**THE EXERCISE**
Take every line where the string "υπηρεσίες" appears and copy it.

[START WORKING DATA]

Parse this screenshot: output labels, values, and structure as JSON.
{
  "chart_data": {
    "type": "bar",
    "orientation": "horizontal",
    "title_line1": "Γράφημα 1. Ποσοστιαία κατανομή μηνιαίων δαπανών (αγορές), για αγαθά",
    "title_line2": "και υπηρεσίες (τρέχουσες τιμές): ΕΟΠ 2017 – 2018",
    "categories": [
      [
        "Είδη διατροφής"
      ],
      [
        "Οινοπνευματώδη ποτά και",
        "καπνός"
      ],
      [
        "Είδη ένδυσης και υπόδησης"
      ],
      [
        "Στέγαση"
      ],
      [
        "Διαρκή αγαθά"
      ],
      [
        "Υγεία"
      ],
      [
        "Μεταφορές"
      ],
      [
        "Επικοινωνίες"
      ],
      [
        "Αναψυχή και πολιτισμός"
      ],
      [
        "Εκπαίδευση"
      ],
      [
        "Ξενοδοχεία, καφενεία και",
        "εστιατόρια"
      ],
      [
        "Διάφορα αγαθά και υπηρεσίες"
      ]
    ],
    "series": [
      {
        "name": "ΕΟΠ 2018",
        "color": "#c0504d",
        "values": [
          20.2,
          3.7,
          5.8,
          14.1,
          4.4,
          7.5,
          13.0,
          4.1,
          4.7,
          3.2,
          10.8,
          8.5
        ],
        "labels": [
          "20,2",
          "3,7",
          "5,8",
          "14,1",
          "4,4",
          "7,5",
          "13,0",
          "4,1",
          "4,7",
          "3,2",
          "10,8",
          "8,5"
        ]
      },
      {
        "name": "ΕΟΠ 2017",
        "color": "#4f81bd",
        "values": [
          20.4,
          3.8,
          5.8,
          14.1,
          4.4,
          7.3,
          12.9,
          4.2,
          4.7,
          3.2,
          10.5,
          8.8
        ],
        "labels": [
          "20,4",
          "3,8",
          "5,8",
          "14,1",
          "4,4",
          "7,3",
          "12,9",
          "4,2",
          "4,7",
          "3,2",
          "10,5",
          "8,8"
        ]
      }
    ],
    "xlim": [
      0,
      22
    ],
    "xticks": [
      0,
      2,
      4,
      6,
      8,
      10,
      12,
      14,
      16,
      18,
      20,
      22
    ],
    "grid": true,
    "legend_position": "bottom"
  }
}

[END WORKING DATA]

**OUTPUT BELOW**
    "title_line2": "και υπηρεσίες (τρέχουσες τιμές): ΕΟΠ 2017 – 2018",
        "Διάφορα αγαθά και υπηρεσίες"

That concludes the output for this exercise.